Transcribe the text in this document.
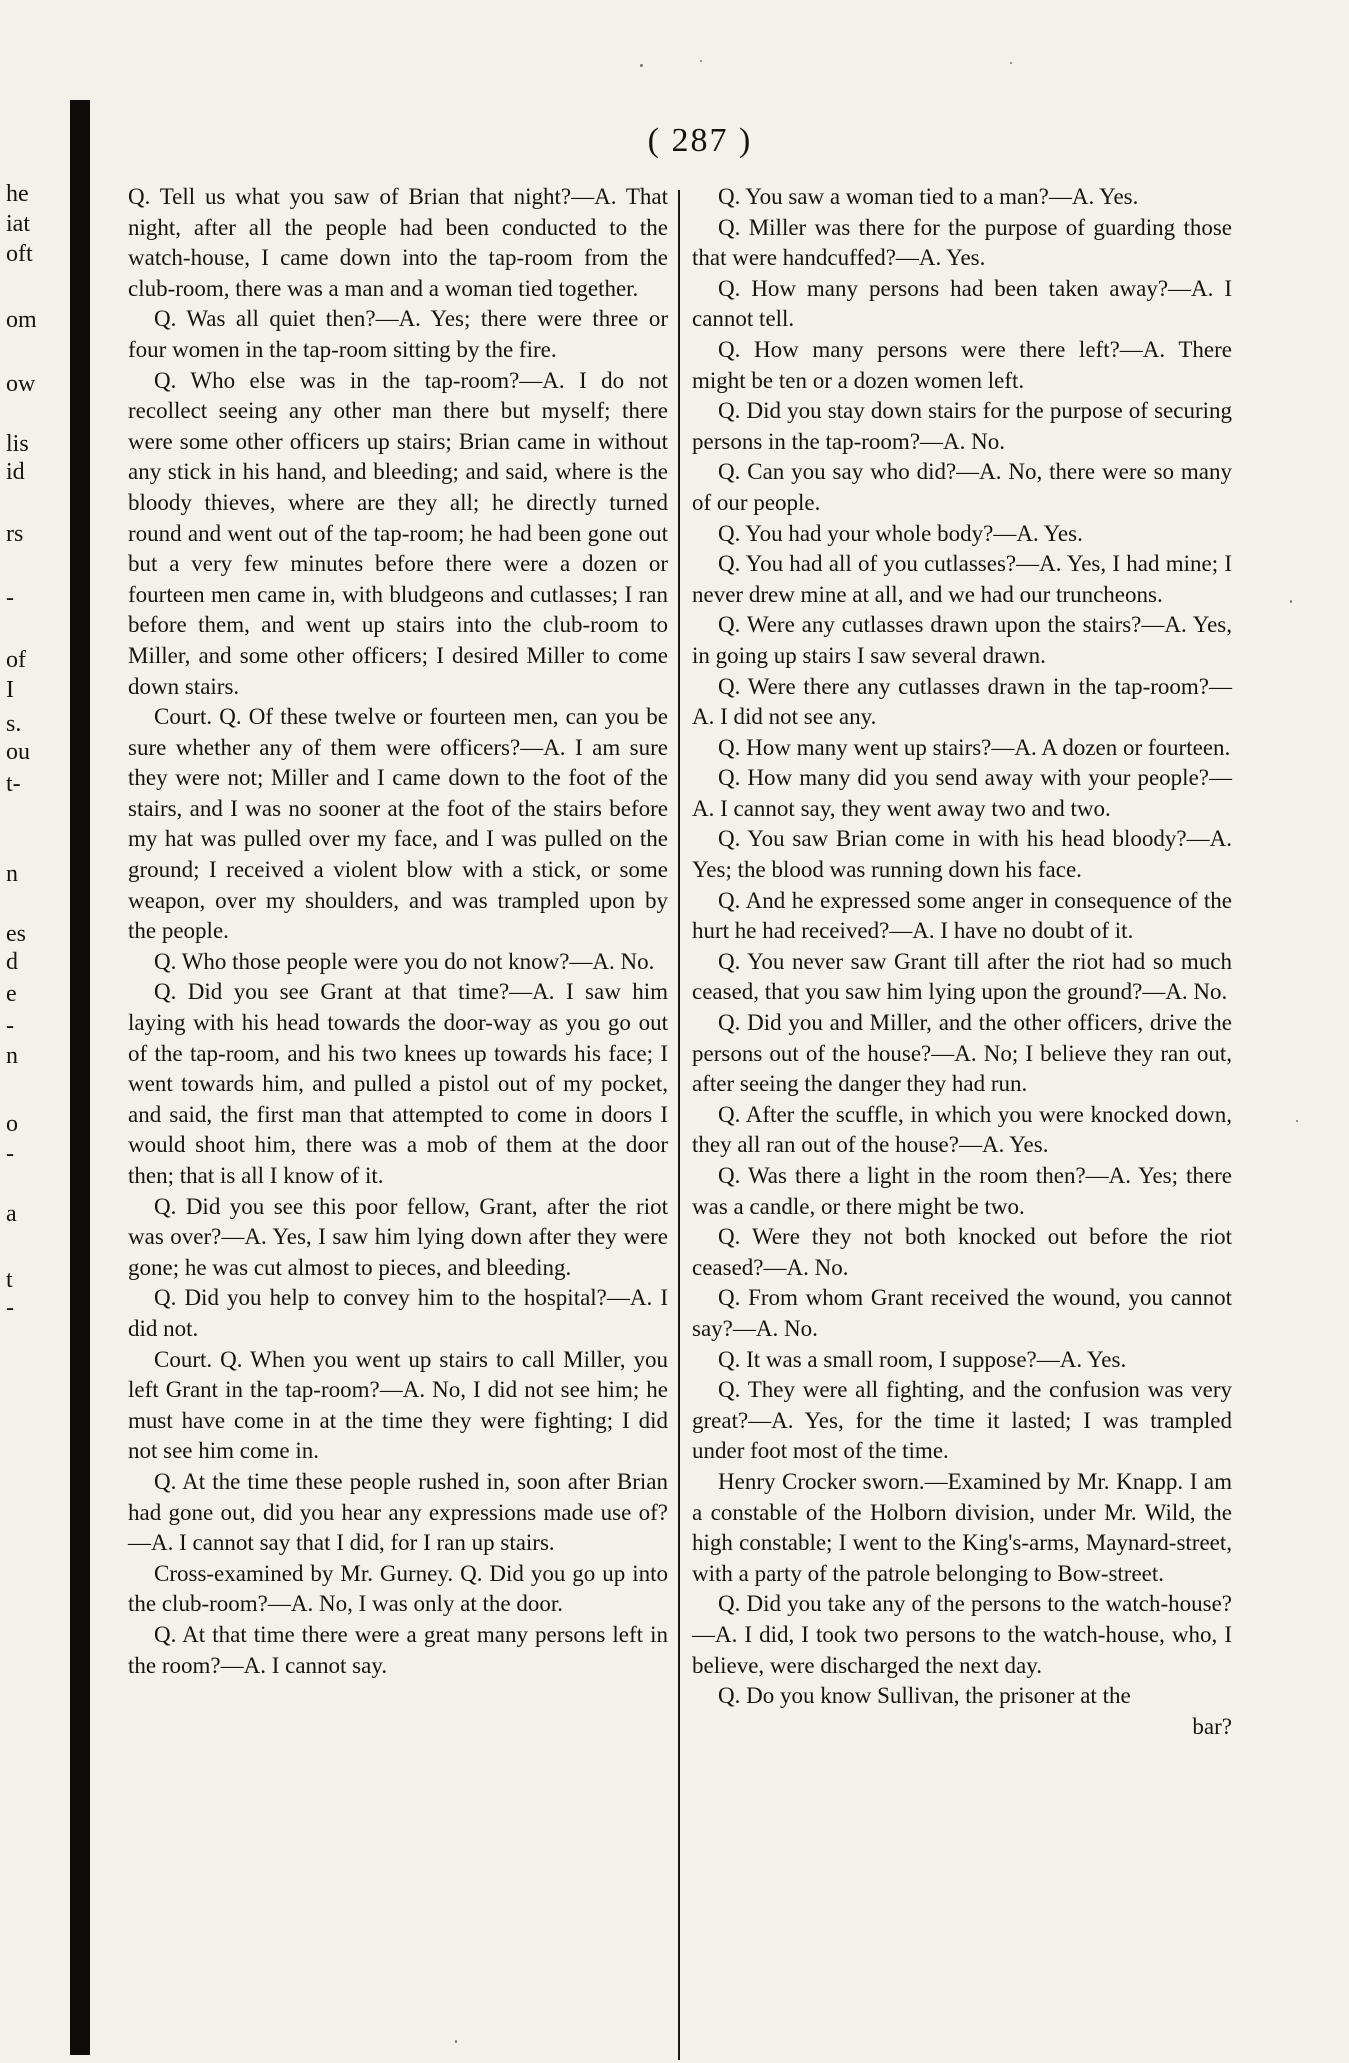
he
iat
oft
om
ow
lis
id
rs
-
of
I
s.
ou
t-
n
es
d
e
-
n
o
-
a
t
-
( 287 )

Q. Tell us what you saw of Brian that night?—A. That night, after all the people had been conducted to the watch-house, I came down into the tap-room from the club-room, there was a man and a woman tied together.

Q. Was all quiet then?—A. Yes; there were three or four women in the tap-room sitting by the fire.

Q. Who else was in the tap-room?—A. I do not recollect seeing any other man there but myself; there were some other officers up stairs; Brian came in without any stick in his hand, and bleeding; and said, where is the bloody thieves, where are they all; he directly turned round and went out of the tap-room; he had been gone out but a very few minutes before there were a dozen or fourteen men came in, with bludgeons and cutlasses; I ran before them, and went up stairs into the club-room to Miller, and some other officers; I desired Miller to come down stairs.

Court. Q. Of these twelve or fourteen men, can you be sure whether any of them were officers?—A. I am sure they were not; Miller and I came down to the foot of the stairs, and I was no sooner at the foot of the stairs before my hat was pulled over my face, and I was pulled on the ground; I received a violent blow with a stick, or some weapon, over my shoulders, and was trampled upon by the people.

Q. Who those people were you do not know?—A. No.

Q. Did you see Grant at that time?—A. I saw him laying with his head towards the door-way as you go out of the tap-room, and his two knees up towards his face; I went towards him, and pulled a pistol out of my pocket, and said, the first man that attempted to come in doors I would shoot him, there was a mob of them at the door then; that is all I know of it.

Q. Did you see this poor fellow, Grant, after the riot was over?—A. Yes, I saw him lying down after they were gone; he was cut almost to pieces, and bleeding.

Q. Did you help to convey him to the hospital?—A. I did not.

Court. Q. When you went up stairs to call Miller, you left Grant in the tap-room?—A. No, I did not see him; he must have come in at the time they were fighting; I did not see him come in.

Q. At the time these people rushed in, soon after Brian had gone out, did you hear any expressions made use of?—A. I cannot say that I did, for I ran up stairs.

Cross-examined by Mr. Gurney. Q. Did you go up into the club-room?—A. No, I was only at the door.

Q. At that time there were a great many persons left in the room?—A. I cannot say.

Q. You saw a woman tied to a man?—A. Yes.

Q. Miller was there for the purpose of guarding those that were handcuffed?—A. Yes.

Q. How many persons had been taken away?—A. I cannot tell.

Q. How many persons were there left?—A. There might be ten or a dozen women left.

Q. Did you stay down stairs for the purpose of securing persons in the tap-room?—A. No.

Q. Can you say who did?—A. No, there were so many of our people.

Q. You had your whole body?—A. Yes.

Q. You had all of you cutlasses?—A. Yes, I had mine; I never drew mine at all, and we had our truncheons.

Q. Were any cutlasses drawn upon the stairs?—A. Yes, in going up stairs I saw several drawn.

Q. Were there any cutlasses drawn in the tap-room?—A. I did not see any.

Q. How many went up stairs?—A. A dozen or fourteen.

Q. How many did you send away with your people?—A. I cannot say, they went away two and two.

Q. You saw Brian come in with his head bloody?—A. Yes; the blood was running down his face.

Q. And he expressed some anger in consequence of the hurt he had received?—A. I have no doubt of it.

Q. You never saw Grant till after the riot had so much ceased, that you saw him lying upon the ground?—A. No.

Q. Did you and Miller, and the other officers, drive the persons out of the house?—A. No; I believe they ran out, after seeing the danger they had run.

Q. After the scuffle, in which you were knocked down, they all ran out of the house?—A. Yes.

Q. Was there a light in the room then?—A. Yes; there was a candle, or there might be two.

Q. Were they not both knocked out before the riot ceased?—A. No.

Q. From whom Grant received the wound, you cannot say?—A. No.

Q. It was a small room, I suppose?—A. Yes.

Q. They were all fighting, and the confusion was very great?—A. Yes, for the time it lasted; I was trampled under foot most of the time.

Henry Crocker sworn.—Examined by Mr. Knapp. I am a constable of the Holborn division, under Mr. Wild, the high constable; I went to the King's-arms, Maynard-street, with a party of the patrole belonging to Bow-street.

Q. Did you take any of the persons to the watch-house?—A. I did, I took two persons to the watch-house, who, I believe, were discharged the next day.

Q. Do you know Sullivan, the prisoner at the

bar?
+ + +
- What to do: Copy the records exactly as they appear, excluding images.

- Reply to the task:
Transcribe the text in this document.
he
iat
oft
om
ow
lis
id
rs
-
of
I
s.
ou
t-
n
es
d
e
-
n
o
-
a
t
-
( 287 )

Q. Tell us what you saw of Brian that night?—A. That night, after all the people had been conducted to the watch-house, I came down into the tap-room from the club-room, there was a man and a woman tied together.

Q. Was all quiet then?—A. Yes; there were three or four women in the tap-room sitting by the fire.

Q. Who else was in the tap-room?—A. I do not recollect seeing any other man there but myself; there were some other officers up stairs; Brian came in without any stick in his hand, and bleeding; and said, where is the bloody thieves, where are they all; he directly turned round and went out of the tap-room; he had been gone out but a very few minutes before there were a dozen or fourteen men came in, with bludgeons and cutlasses; I ran before them, and went up stairs into the club-room to Miller, and some other officers; I desired Miller to come down stairs.

Court. Q. Of these twelve or fourteen men, can you be sure whether any of them were officers?—A. I am sure they were not; Miller and I came down to the foot of the stairs, and I was no sooner at the foot of the stairs before my hat was pulled over my face, and I was pulled on the ground; I received a violent blow with a stick, or some weapon, over my shoulders, and was trampled upon by the people.

Q. Who those people were you do not know?—A. No.

Q. Did you see Grant at that time?—A. I saw him laying with his head towards the door-way as you go out of the tap-room, and his two knees up towards his face; I went towards him, and pulled a pistol out of my pocket, and said, the first man that attempted to come in doors I would shoot him, there was a mob of them at the door then; that is all I know of it.

Q. Did you see this poor fellow, Grant, after the riot was over?—A. Yes, I saw him lying down after they were gone; he was cut almost to pieces, and bleeding.

Q. Did you help to convey him to the hospital?—A. I did not.

Court. Q. When you went up stairs to call Miller, you left Grant in the tap-room?—A. No, I did not see him; he must have come in at the time they were fighting; I did not see him come in.

Q. At the time these people rushed in, soon after Brian had gone out, did you hear any expressions made use of?—A. I cannot say that I did, for I ran up stairs.

Cross-examined by Mr. Gurney. Q. Did you go up into the club-room?—A. No, I was only at the door.

Q. At that time there were a great many persons left in the room?—A. I cannot say.

Q. You saw a woman tied to a man?—A. Yes.

Q. Miller was there for the purpose of guarding those that were handcuffed?—A. Yes.

Q. How many persons had been taken away?—A. I cannot tell.

Q. How many persons were there left?—A. There might be ten or a dozen women left.

Q. Did you stay down stairs for the purpose of securing persons in the tap-room?—A. No.

Q. Can you say who did?—A. No, there were so many of our people.

Q. You had your whole body?—A. Yes.

Q. You had all of you cutlasses?—A. Yes, I had mine; I never drew mine at all, and we had our truncheons.

Q. Were any cutlasses drawn upon the stairs?—A. Yes, in going up stairs I saw several drawn.

Q. Were there any cutlasses drawn in the tap-room?—A. I did not see any.

Q. How many went up stairs?—A. A dozen or fourteen.

Q. How many did you send away with your people?—A. I cannot say, they went away two and two.

Q. You saw Brian come in with his head bloody?—A. Yes; the blood was running down his face.

Q. And he expressed some anger in consequence of the hurt he had received?—A. I have no doubt of it.

Q. You never saw Grant till after the riot had so much ceased, that you saw him lying upon the ground?—A. No.

Q. Did you and Miller, and the other officers, drive the persons out of the house?—A. No; I believe they ran out, after seeing the danger they had run.

Q. After the scuffle, in which you were knocked down, they all ran out of the house?—A. Yes.

Q. Was there a light in the room then?—A. Yes; there was a candle, or there might be two.

Q. Were they not both knocked out before the riot ceased?—A. No.

Q. From whom Grant received the wound, you cannot say?—A. No.

Q. It was a small room, I suppose?—A. Yes.

Q. They were all fighting, and the confusion was very great?—A. Yes, for the time it lasted; I was trampled under foot most of the time.

Henry Crocker sworn.—Examined by Mr. Knapp. I am a constable of the Holborn division, under Mr. Wild, the high constable; I went to the King's-arms, Maynard-street, with a party of the patrole belonging to Bow-street.

Q. Did you take any of the persons to the watch-house?—A. I did, I took two persons to the watch-house, who, I believe, were discharged the next day.

Q. Do you know Sullivan, the prisoner at the

bar?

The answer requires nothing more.